● **YOUR GOAL**: Output the data below in full, character for character.

● **ENTRIES PROVIDED**:
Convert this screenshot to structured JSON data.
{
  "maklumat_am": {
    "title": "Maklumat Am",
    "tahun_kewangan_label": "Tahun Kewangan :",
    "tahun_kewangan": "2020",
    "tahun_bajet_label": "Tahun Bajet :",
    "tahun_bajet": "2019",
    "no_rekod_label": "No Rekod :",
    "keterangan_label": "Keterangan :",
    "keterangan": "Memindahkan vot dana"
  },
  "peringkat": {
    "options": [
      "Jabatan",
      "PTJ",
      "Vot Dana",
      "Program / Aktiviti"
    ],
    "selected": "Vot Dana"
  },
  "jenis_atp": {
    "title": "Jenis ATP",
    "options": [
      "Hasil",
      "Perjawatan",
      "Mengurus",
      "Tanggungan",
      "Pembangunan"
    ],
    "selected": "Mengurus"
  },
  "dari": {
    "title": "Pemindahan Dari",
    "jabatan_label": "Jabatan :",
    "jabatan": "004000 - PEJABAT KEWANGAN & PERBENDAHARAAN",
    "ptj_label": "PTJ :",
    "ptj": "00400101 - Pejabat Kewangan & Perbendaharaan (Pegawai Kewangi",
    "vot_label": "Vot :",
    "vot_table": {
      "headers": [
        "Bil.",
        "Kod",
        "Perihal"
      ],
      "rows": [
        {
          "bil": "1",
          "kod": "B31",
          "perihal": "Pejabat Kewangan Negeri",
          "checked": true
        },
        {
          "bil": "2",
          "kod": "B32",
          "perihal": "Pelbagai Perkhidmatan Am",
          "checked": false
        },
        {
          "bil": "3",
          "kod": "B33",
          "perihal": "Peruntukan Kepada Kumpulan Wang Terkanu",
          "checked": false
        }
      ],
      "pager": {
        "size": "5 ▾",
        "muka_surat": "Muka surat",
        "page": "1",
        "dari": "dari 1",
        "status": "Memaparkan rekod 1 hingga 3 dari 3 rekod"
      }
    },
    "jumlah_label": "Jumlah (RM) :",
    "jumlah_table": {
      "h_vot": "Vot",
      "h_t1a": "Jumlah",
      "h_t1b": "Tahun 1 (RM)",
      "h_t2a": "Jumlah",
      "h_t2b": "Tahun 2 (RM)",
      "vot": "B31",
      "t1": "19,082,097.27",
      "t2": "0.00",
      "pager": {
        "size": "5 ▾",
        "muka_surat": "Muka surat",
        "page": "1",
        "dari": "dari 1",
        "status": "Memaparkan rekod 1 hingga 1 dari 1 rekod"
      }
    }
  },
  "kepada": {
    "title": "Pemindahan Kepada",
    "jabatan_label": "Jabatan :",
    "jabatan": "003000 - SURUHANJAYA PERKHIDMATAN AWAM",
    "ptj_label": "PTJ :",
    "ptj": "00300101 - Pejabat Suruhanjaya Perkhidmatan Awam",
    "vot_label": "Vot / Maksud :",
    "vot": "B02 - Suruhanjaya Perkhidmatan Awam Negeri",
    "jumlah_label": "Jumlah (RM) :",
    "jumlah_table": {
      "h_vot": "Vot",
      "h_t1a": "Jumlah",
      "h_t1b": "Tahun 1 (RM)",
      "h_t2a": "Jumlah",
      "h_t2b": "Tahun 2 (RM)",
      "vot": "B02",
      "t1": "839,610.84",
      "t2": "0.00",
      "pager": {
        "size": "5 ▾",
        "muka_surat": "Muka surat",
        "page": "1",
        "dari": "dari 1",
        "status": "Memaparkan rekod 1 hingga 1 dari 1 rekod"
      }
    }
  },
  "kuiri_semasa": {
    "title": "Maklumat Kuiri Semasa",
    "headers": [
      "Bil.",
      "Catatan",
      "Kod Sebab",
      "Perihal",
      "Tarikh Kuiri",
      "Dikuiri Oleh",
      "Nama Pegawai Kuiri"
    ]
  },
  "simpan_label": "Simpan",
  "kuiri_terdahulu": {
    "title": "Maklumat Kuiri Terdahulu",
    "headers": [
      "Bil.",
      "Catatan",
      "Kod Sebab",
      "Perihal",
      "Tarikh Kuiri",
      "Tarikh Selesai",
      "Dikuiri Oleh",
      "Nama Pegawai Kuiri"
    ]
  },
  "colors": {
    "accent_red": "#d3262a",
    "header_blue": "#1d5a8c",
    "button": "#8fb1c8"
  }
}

● **SOLUTION FOR THIS PROBLEM**:
Convert this screenshot to structured JSON data.
{
  "maklumat_am": {
    "title": "Maklumat Am",
    "tahun_kewangan_label": "Tahun Kewangan :",
    "tahun_kewangan": "2020",
    "tahun_bajet_label": "Tahun Bajet :",
    "tahun_bajet": "2019",
    "no_rekod_label": "No Rekod :",
    "keterangan_label": "Keterangan :",
    "keterangan": "Memindahkan vot dana"
  },
  "peringkat": {
    "options": [
      "Jabatan",
      "PTJ",
      "Vot Dana",
      "Program / Aktiviti"
    ],
    "selected": "Vot Dana"
  },
  "jenis_atp": {
    "title": "Jenis ATP",
    "options": [
      "Hasil",
      "Perjawatan",
      "Mengurus",
      "Tanggungan",
      "Pembangunan"
    ],
    "selected": "Mengurus"
  },
  "dari": {
    "title": "Pemindahan Dari",
    "jabatan_label": "Jabatan :",
    "jabatan": "004000 - PEJABAT KEWANGAN & PERBENDAHARAAN",
    "ptj_label": "PTJ :",
    "ptj": "00400101 - Pejabat Kewangan & Perbendaharaan (Pegawai Kewangi",
    "vot_label": "Vot :",
    "vot_table": {
      "headers": [
        "Bil.",
        "Kod",
        "Perihal"
      ],
      "rows": [
        {
          "bil": "1",
          "kod": "B31",
          "perihal": "Pejabat Kewangan Negeri",
          "checked": true
        },
        {
          "bil": "2",
          "kod": "B32",
          "perihal": "Pelbagai Perkhidmatan Am",
          "checked": false
        },
        {
          "bil": "3",
          "kod": "B33",
          "perihal": "Peruntukan Kepada Kumpulan Wang Terkanu",
          "checked": false
        }
      ],
      "pager": {
        "size": "5 ▾",
        "muka_surat": "Muka surat",
        "page": "1",
        "dari": "dari 1",
        "status": "Memaparkan rekod 1 hingga 3 dari 3 rekod"
      }
    },
    "jumlah_label": "Jumlah (RM) :",
    "jumlah_table": {
      "h_vot": "Vot",
      "h_t1a": "Jumlah",
      "h_t1b": "Tahun 1 (RM)",
      "h_t2a": "Jumlah",
      "h_t2b": "Tahun 2 (RM)",
      "vot": "B31",
      "t1": "19,082,097.27",
      "t2": "0.00",
      "pager": {
        "size": "5 ▾",
        "muka_surat": "Muka surat",
        "page": "1",
        "dari": "dari 1",
        "status": "Memaparkan rekod 1 hingga 1 dari 1 rekod"
      }
    }
  },
  "kepada": {
    "title": "Pemindahan Kepada",
    "jabatan_label": "Jabatan :",
    "jabatan": "003000 - SURUHANJAYA PERKHIDMATAN AWAM",
    "ptj_label": "PTJ :",
    "ptj": "00300101 - Pejabat Suruhanjaya Perkhidmatan Awam",
    "vot_label": "Vot / Maksud :",
    "vot": "B02 - Suruhanjaya Perkhidmatan Awam Negeri",
    "jumlah_label": "Jumlah (RM) :",
    "jumlah_table": {
      "h_vot": "Vot",
      "h_t1a": "Jumlah",
      "h_t1b": "Tahun 1 (RM)",
      "h_t2a": "Jumlah",
      "h_t2b": "Tahun 2 (RM)",
      "vot": "B02",
      "t1": "839,610.84",
      "t2": "0.00",
      "pager": {
        "size": "5 ▾",
        "muka_surat": "Muka surat",
        "page": "1",
        "dari": "dari 1",
        "status": "Memaparkan rekod 1 hingga 1 dari 1 rekod"
      }
    }
  },
  "kuiri_semasa": {
    "title": "Maklumat Kuiri Semasa",
    "headers": [
      "Bil.",
      "Catatan",
      "Kod Sebab",
      "Perihal",
      "Tarikh Kuiri",
      "Dikuiri Oleh",
      "Nama Pegawai Kuiri"
    ]
  },
  "simpan_label": "Simpan",
  "kuiri_terdahulu": {
    "title": "Maklumat Kuiri Terdahulu",
    "headers": [
      "Bil.",
      "Catatan",
      "Kod Sebab",
      "Perihal",
      "Tarikh Kuiri",
      "Tarikh Selesai",
      "Dikuiri Oleh",
      "Nama Pegawai Kuiri"
    ]
  },
  "colors": {
    "accent_red": "#d3262a",
    "header_blue": "#1d5a8c",
    "button": "#8fb1c8"
  }
}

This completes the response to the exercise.